= GOAL =
In the records below, take the lines from the one containing "magic-dropdown-caret: ▴ [519, 948, 525, 961]" through the one containing "viewer-right-margin [1212, 120, 1334, 950]", both included, and arrange them as a Markdown table with the columns "Row" and "Line". Number the rows and skip any blank lines.

-- Start of EXERCISE MATERIAL --

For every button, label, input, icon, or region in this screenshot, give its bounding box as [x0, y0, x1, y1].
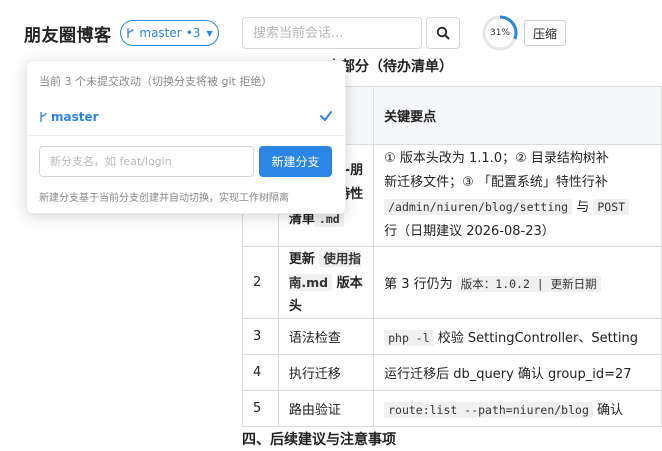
row-key-code: php -l — [384, 330, 434, 346]
row-task-pre: 更新 — [288, 252, 315, 267]
row-key-post: 确认 — [592, 403, 624, 418]
row-key: 运行迁移后 db_query 确认 group_id=27 — [373, 354, 662, 391]
progress-percent: 31% — [489, 28, 510, 38]
row-key-line2: 新迁移文件；③ 「配置系统」特性行补 — [384, 175, 608, 190]
row-key-line1: ① 版本头改为 1.1.0；② 目录结构树补 — [384, 151, 609, 166]
row-key-line4: 行（日期建议 2026-08-23） — [384, 224, 555, 239]
row-key-code-a: /admin/niuren/blog/setting — [384, 199, 573, 215]
caret-down-icon: ▼ — [206, 28, 213, 38]
row-num: 3 — [242, 318, 279, 355]
git-branch-icon — [40, 112, 47, 122]
table-row: 3 语法检查 php -l 校验 SettingController、Setti… — [242, 318, 662, 355]
dropdown-divider — [27, 135, 345, 136]
app-header: 朋友圈博客 master •3 ▼ 31% 压缩 — [0, 0, 662, 64]
context-usage-ring: 31% — [481, 14, 519, 52]
branch-option-label: master — [51, 110, 99, 124]
git-branch-icon — [127, 28, 135, 38]
row-key: php -l 校验 SettingController、Setting — [373, 318, 662, 355]
row-key-line3: /admin/niuren/blog/setting 与 POST — [384, 195, 651, 220]
row-key-post: 校验 SettingController、Setting — [433, 331, 638, 346]
dirty-count: •3 — [185, 26, 201, 40]
row-num: 5 — [242, 390, 279, 427]
check-icon — [320, 111, 332, 121]
branch-name: master — [139, 26, 182, 40]
branch-option-master[interactable]: master — [27, 99, 347, 135]
table-row: 4 执行迁移 运行迁移后 db_query 确认 group_id=27 — [242, 354, 662, 391]
row-task: 语法检查 — [277, 318, 375, 355]
row-key-code-b: POST — [593, 199, 630, 215]
search-button[interactable] — [426, 17, 460, 49]
row-task-end: 清单 — [288, 212, 315, 227]
new-branch-button[interactable]: 新建分支 — [259, 146, 332, 177]
row-key: ① 版本头改为 1.1.0；② 目录结构树补 新迁移文件；③ 「配置系统」特性行… — [373, 144, 662, 247]
new-branch-hint: 新建分支基于当前分支创建并自动切换，实现工作树隔离 — [39, 193, 289, 204]
app-title: 朋友圈博客 — [24, 26, 112, 46]
new-branch-input[interactable] — [39, 146, 254, 177]
row-key-code: 版本：1.0.2 | 更新日期 — [456, 276, 601, 292]
row-key-mid: 与 — [572, 200, 594, 215]
row-task: 路由验证 — [277, 390, 375, 427]
row-num: 2 — [242, 246, 279, 319]
next-section-heading: 四、后续建议与注意事项 — [242, 432, 396, 448]
row-key: 第 3 行仍为 版本：1.0.2 | 更新日期 — [373, 246, 662, 319]
table-header-key: 关键要点 — [373, 86, 662, 145]
search-input[interactable] — [242, 17, 422, 49]
search-icon — [436, 26, 450, 40]
row-key: route:list --path=niuren/blog 确认 — [373, 390, 662, 427]
branch-dropdown: 当前 3 个未提交改动（切换分支将被 git 拒绝） master 新建分支 新… — [26, 60, 346, 214]
row-key-pre: 第 3 行仍为 — [384, 277, 457, 292]
table-row: 2 更新 使用指南.md 版本头 第 3 行仍为 版本：1.0.2 | 更新日期 — [242, 246, 662, 319]
row-num: 4 — [242, 354, 279, 391]
row-task: 执行迁移 — [277, 354, 375, 391]
row-key-code: route:list --path=niuren/blog — [384, 402, 593, 418]
row-task: 更新 使用指南.md 版本头 — [277, 246, 375, 319]
branch-selector[interactable]: master •3 ▼ — [120, 20, 219, 46]
uncommitted-note: 当前 3 个未提交改动（切换分支将被 git 拒绝） — [39, 75, 273, 88]
compress-button[interactable]: 压缩 — [524, 20, 566, 46]
table-row: 5 路由验证 route:list --path=niuren/blog 确认 — [242, 390, 662, 427]
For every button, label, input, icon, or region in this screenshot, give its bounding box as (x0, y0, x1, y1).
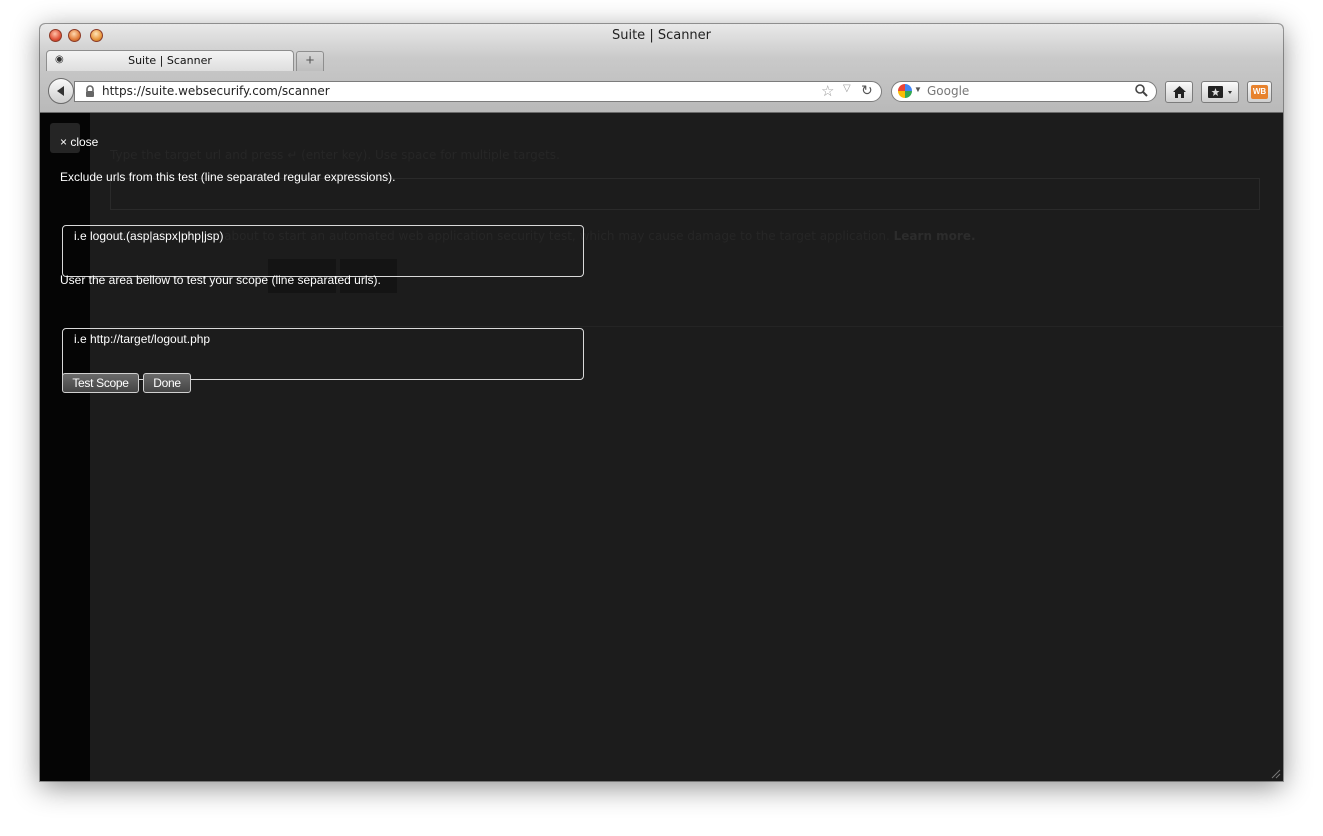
background-page: Type the target url and press ↵ (enter k… (40, 113, 1283, 781)
reload-icon[interactable]: ↻ (861, 82, 873, 99)
exclude-placeholder: i.e logout.(asp|aspx|php|jsp) (74, 229, 224, 243)
star-icon[interactable]: ☆ (821, 82, 834, 100)
scope-textarea[interactable]: i.e http://target/logout.php (62, 328, 584, 380)
done-button[interactable]: Done (143, 373, 191, 393)
search-placeholder: Google (927, 84, 970, 98)
url-text[interactable]: https://suite.websecurify.com/scanner (102, 84, 330, 98)
left-strip (40, 113, 90, 781)
background-learn-more: Learn more. (893, 229, 976, 243)
scope-label: User the area bellow to test your scope … (60, 273, 381, 287)
exclude-textarea[interactable]: i.e logout.(asp|aspx|php|jsp) (62, 225, 584, 277)
scope-placeholder: i.e http://target/logout.php (74, 332, 211, 346)
tab-label: Suite | Scanner (128, 54, 212, 67)
history-dropdown-icon[interactable]: ▽ (843, 83, 851, 94)
websecurify-addon-button[interactable]: WB (1247, 81, 1272, 103)
home-button[interactable] (1165, 81, 1193, 103)
new-tab-button[interactable]: + (296, 51, 324, 71)
back-button[interactable] (48, 78, 74, 104)
browser-window: Suite | Scanner ◉ Suite | Scanner + http… (40, 24, 1283, 781)
bookmarks-button[interactable] (1201, 81, 1239, 103)
close-button[interactable]: × close (60, 135, 98, 149)
search-engine-dropdown-icon[interactable]: ▼ (914, 85, 922, 94)
exclude-label: Exclude urls from this test (line separa… (60, 170, 396, 184)
test-scope-button[interactable]: Test Scope (62, 373, 139, 393)
bookmarks-icon (1208, 86, 1232, 98)
background-divider (110, 326, 1283, 327)
background-hint: Type the target url and press ↵ (enter k… (110, 148, 560, 162)
search-input[interactable]: ▼ Google (891, 81, 1157, 102)
websecurify-addon-icon: WB (1251, 85, 1268, 99)
resize-grip-icon[interactable] (1271, 769, 1281, 779)
google-icon[interactable] (898, 84, 912, 98)
search-icon[interactable] (1135, 84, 1148, 98)
home-icon (1173, 86, 1186, 98)
lock-icon (86, 85, 94, 97)
back-arrow-icon (57, 86, 64, 96)
window-title: Suite | Scanner (611, 28, 712, 43)
titlebar: Suite | Scanner ◉ Suite | Scanner + http… (40, 24, 1283, 113)
tab-suite-scanner[interactable]: ◉ Suite | Scanner (46, 50, 294, 71)
page-content: Type the target url and press ↵ (enter k… (40, 113, 1283, 781)
url-bar[interactable]: https://suite.websecurify.com/scanner ☆ … (74, 81, 882, 102)
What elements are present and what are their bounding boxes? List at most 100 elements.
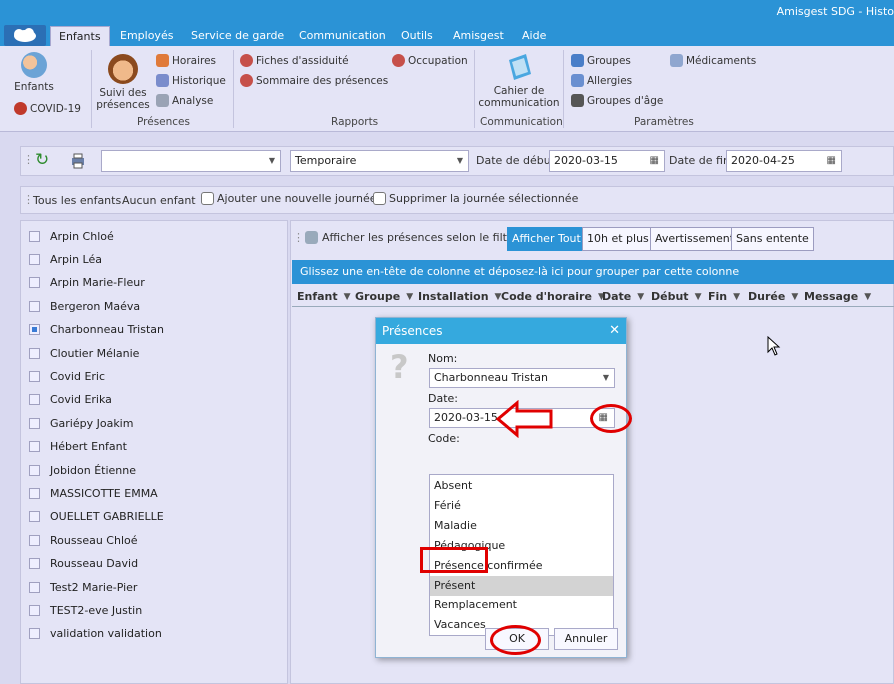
child-checkbox[interactable] bbox=[29, 604, 40, 616]
column-header[interactable]: Durée ▼ bbox=[748, 290, 798, 303]
tab-employes[interactable]: Employés bbox=[112, 26, 181, 46]
list-item[interactable]: Covid Erika bbox=[29, 390, 112, 410]
date-fin-field[interactable]: 2020-04-25 ▦ bbox=[726, 150, 842, 172]
list-item[interactable]: Rousseau Chloé bbox=[29, 530, 138, 550]
group-by-bar[interactable]: Glissez une en-tête de colonne et dépose… bbox=[292, 260, 894, 284]
child-checkbox[interactable] bbox=[29, 347, 40, 359]
child-checkbox[interactable] bbox=[29, 628, 40, 640]
child-checkbox[interactable] bbox=[29, 487, 40, 499]
enfants-button[interactable]: Enfants bbox=[6, 52, 62, 93]
analyse-button[interactable]: Analyse bbox=[156, 94, 213, 107]
list-item[interactable]: Arpin Marie-Fleur bbox=[29, 273, 145, 293]
horaires-button[interactable]: Horaires bbox=[156, 54, 216, 67]
allergies-button[interactable]: Allergies bbox=[571, 74, 632, 87]
annuler-button[interactable]: Annuler bbox=[554, 628, 618, 650]
tab-amisgest[interactable]: Amisgest bbox=[445, 26, 512, 46]
medicaments-button[interactable]: Médicaments bbox=[670, 54, 756, 67]
calendar-icon[interactable]: ▦ bbox=[650, 151, 659, 171]
child-checkbox[interactable] bbox=[29, 417, 40, 429]
close-icon[interactable]: ✕ bbox=[609, 318, 620, 344]
sommaire-presences-button[interactable]: Sommaire des présences bbox=[240, 74, 388, 87]
list-item[interactable]: Arpin Chloé bbox=[29, 226, 114, 246]
print-icon[interactable] bbox=[69, 152, 87, 173]
list-item[interactable]: Hébert Enfant bbox=[29, 437, 127, 457]
column-header[interactable]: Code d'horaire ▼ bbox=[501, 290, 605, 303]
nom-select[interactable]: Charbonneau Tristan ▼ bbox=[429, 368, 615, 388]
filter-funnel-icon[interactable]: ▼ bbox=[864, 292, 871, 302]
filter-funnel-icon[interactable]: ▼ bbox=[406, 292, 413, 302]
filter-funnel-icon[interactable]: ▼ bbox=[791, 292, 798, 302]
app-menu-button[interactable] bbox=[4, 25, 46, 46]
column-header[interactable]: Installation ▼ bbox=[418, 290, 501, 303]
child-checkbox[interactable] bbox=[29, 300, 40, 312]
column-header[interactable]: Groupe ▼ bbox=[355, 290, 413, 303]
column-header[interactable]: Enfant ▼ bbox=[297, 290, 351, 303]
list-item[interactable]: Test2 Marie-Pier bbox=[29, 577, 137, 597]
code-item[interactable]: Férié bbox=[430, 496, 613, 516]
child-checkbox[interactable] bbox=[29, 230, 40, 242]
afficher-filtre-button[interactable]: Afficher les présences selon le filtre bbox=[305, 231, 518, 244]
list-item[interactable]: Covid Eric bbox=[29, 366, 105, 386]
covid-button[interactable]: COVID-19 bbox=[14, 102, 81, 115]
ajouter-journee-button[interactable]: Ajouter une nouvelle journée bbox=[201, 192, 377, 205]
list-item[interactable]: TEST2-eve Justin bbox=[29, 600, 142, 620]
code-item[interactable]: Maladie bbox=[430, 516, 613, 536]
groupes-age-button[interactable]: Groupes d'âge bbox=[571, 94, 663, 107]
avertissement-button[interactable]: Avertissement bbox=[650, 227, 740, 251]
column-header[interactable]: Date ▼ bbox=[602, 290, 644, 303]
tab-service-de-garde[interactable]: Service de garde bbox=[183, 26, 292, 46]
filter-funnel-icon[interactable]: ▼ bbox=[695, 292, 702, 302]
tab-outils[interactable]: Outils bbox=[393, 26, 441, 46]
fiches-assiduite-button[interactable]: Fiches d'assiduité bbox=[240, 54, 349, 67]
child-checkbox[interactable] bbox=[29, 253, 40, 265]
list-item[interactable]: MASSICOTTE EMMA bbox=[29, 483, 158, 503]
tab-aide[interactable]: Aide bbox=[514, 26, 554, 46]
groupes-button[interactable]: Groupes bbox=[571, 54, 631, 67]
child-checkbox[interactable] bbox=[29, 370, 40, 382]
list-item[interactable]: OUELLET GABRIELLE bbox=[29, 507, 164, 527]
child-checkbox[interactable] bbox=[29, 581, 40, 593]
list-item[interactable]: Charbonneau Tristan bbox=[29, 320, 164, 340]
aucun-enfant-button[interactable]: Aucun enfant bbox=[122, 194, 196, 207]
child-checkbox[interactable] bbox=[29, 464, 40, 476]
historique-button[interactable]: Historique bbox=[156, 74, 226, 87]
list-item[interactable]: validation validation bbox=[29, 624, 162, 644]
dix-heures-button[interactable]: 10h et plus bbox=[582, 227, 654, 251]
tous-enfants-button[interactable]: Tous les enfants bbox=[33, 194, 121, 207]
afficher-tout-button[interactable]: Afficher Tout bbox=[507, 227, 586, 251]
list-item[interactable]: Gariépy Joakim bbox=[29, 413, 133, 433]
code-item[interactable]: Remplacement bbox=[430, 595, 613, 615]
column-header[interactable]: Fin ▼ bbox=[708, 290, 740, 303]
tab-enfants[interactable]: Enfants bbox=[50, 26, 110, 46]
list-item[interactable]: Cloutier Mélanie bbox=[29, 343, 139, 363]
child-checkbox[interactable] bbox=[29, 394, 40, 406]
tab-communication[interactable]: Communication bbox=[291, 26, 394, 46]
list-item[interactable]: Bergeron Maéva bbox=[29, 296, 140, 316]
sans-entente-button[interactable]: Sans entente bbox=[731, 227, 814, 251]
filter-funnel-icon[interactable]: ▼ bbox=[344, 292, 351, 302]
calendar-icon[interactable]: ▦ bbox=[827, 151, 836, 171]
refresh-icon[interactable]: ↻ bbox=[35, 150, 49, 170]
child-checkbox[interactable] bbox=[29, 511, 40, 523]
filter-funnel-icon[interactable]: ▼ bbox=[637, 292, 644, 302]
list-item[interactable]: Rousseau David bbox=[29, 554, 138, 574]
code-item[interactable]: Présent bbox=[430, 575, 613, 596]
child-checkbox[interactable] bbox=[29, 277, 40, 289]
code-item[interactable]: Absent bbox=[430, 476, 613, 496]
type-select[interactable]: Temporaire ▼ bbox=[290, 150, 469, 172]
column-header[interactable]: Début ▼ bbox=[651, 290, 701, 303]
column-header[interactable]: Message ▼ bbox=[804, 290, 871, 303]
filter-funnel-icon[interactable]: ▼ bbox=[733, 292, 740, 302]
selection-dropdown[interactable]: ▼ bbox=[101, 150, 281, 172]
list-item[interactable]: Jobidon Étienne bbox=[29, 460, 136, 480]
date-debut-field[interactable]: 2020-03-15 ▦ bbox=[549, 150, 665, 172]
suivi-presences-button[interactable]: Suivi des présences bbox=[95, 54, 151, 111]
occupation-button[interactable]: Occupation bbox=[392, 54, 468, 67]
list-item[interactable]: Arpin Léa bbox=[29, 249, 102, 269]
cahier-communication-button[interactable]: Cahier de communication bbox=[478, 52, 560, 109]
child-checkbox[interactable] bbox=[29, 534, 40, 546]
child-checkbox[interactable] bbox=[29, 441, 40, 453]
child-checkbox[interactable] bbox=[29, 558, 40, 570]
child-checkbox[interactable] bbox=[29, 324, 40, 336]
supprimer-journee-button[interactable]: Supprimer la journée sélectionnée bbox=[373, 192, 578, 205]
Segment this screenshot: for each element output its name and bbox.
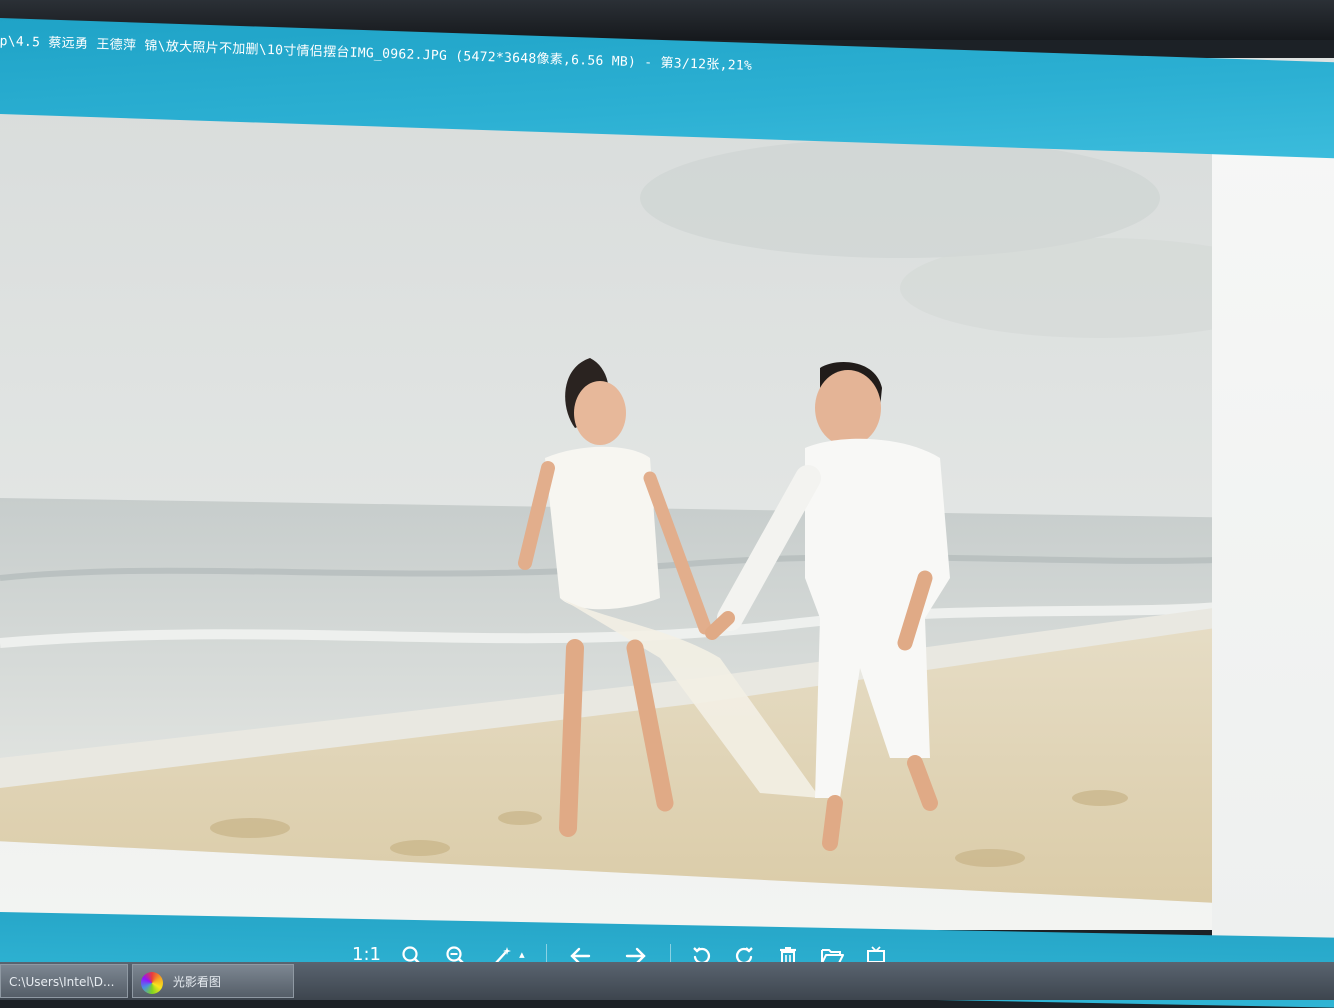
magic-dropdown-caret: ▴ [519, 948, 525, 961]
photo-display [0, 58, 1334, 904]
beach-couple-photo [0, 58, 1334, 904]
image-viewer-app-icon [141, 971, 163, 994]
taskbar-item-label: 光影看图 [172, 975, 221, 989]
taskbar-item-explorer[interactable]: C:\Users\Intel\D... [0, 964, 128, 998]
taskbar-item-image-viewer[interactable]: 光影看图 [132, 964, 294, 998]
taskbar-item-label: C:\Users\Intel\D... [9, 975, 115, 989]
viewer-right-margin [1212, 120, 1334, 950]
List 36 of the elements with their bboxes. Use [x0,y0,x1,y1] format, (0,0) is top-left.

-- End of EXERCISE MATERIAL --

= OUTPUT OF THE TASK =
| Row | Line |
|---|---|
| 1 | magic-dropdown-caret: ▴ [519, 948, 525, 961] |
| 2 | photo-display [0, 58, 1334, 904] |
| 3 | beach-couple-photo [0, 58, 1334, 904] |
| 4 | image-viewer-app-icon [141, 971, 163, 994] |
| 5 | taskbar-item-label: 光影看图 [172, 975, 221, 989] |
| 6 | taskbar-item-explorer[interactable]: C:\Users\Intel\D... [0, 964, 128, 998] |
| 7 | taskbar-item-image-viewer[interactable]: 光影看图 [132, 964, 294, 998] |
| 8 | taskbar-item-label: C:\Users\Intel\D... [9, 975, 115, 989] |
| 9 | viewer-right-margin [1212, 120, 1334, 950] |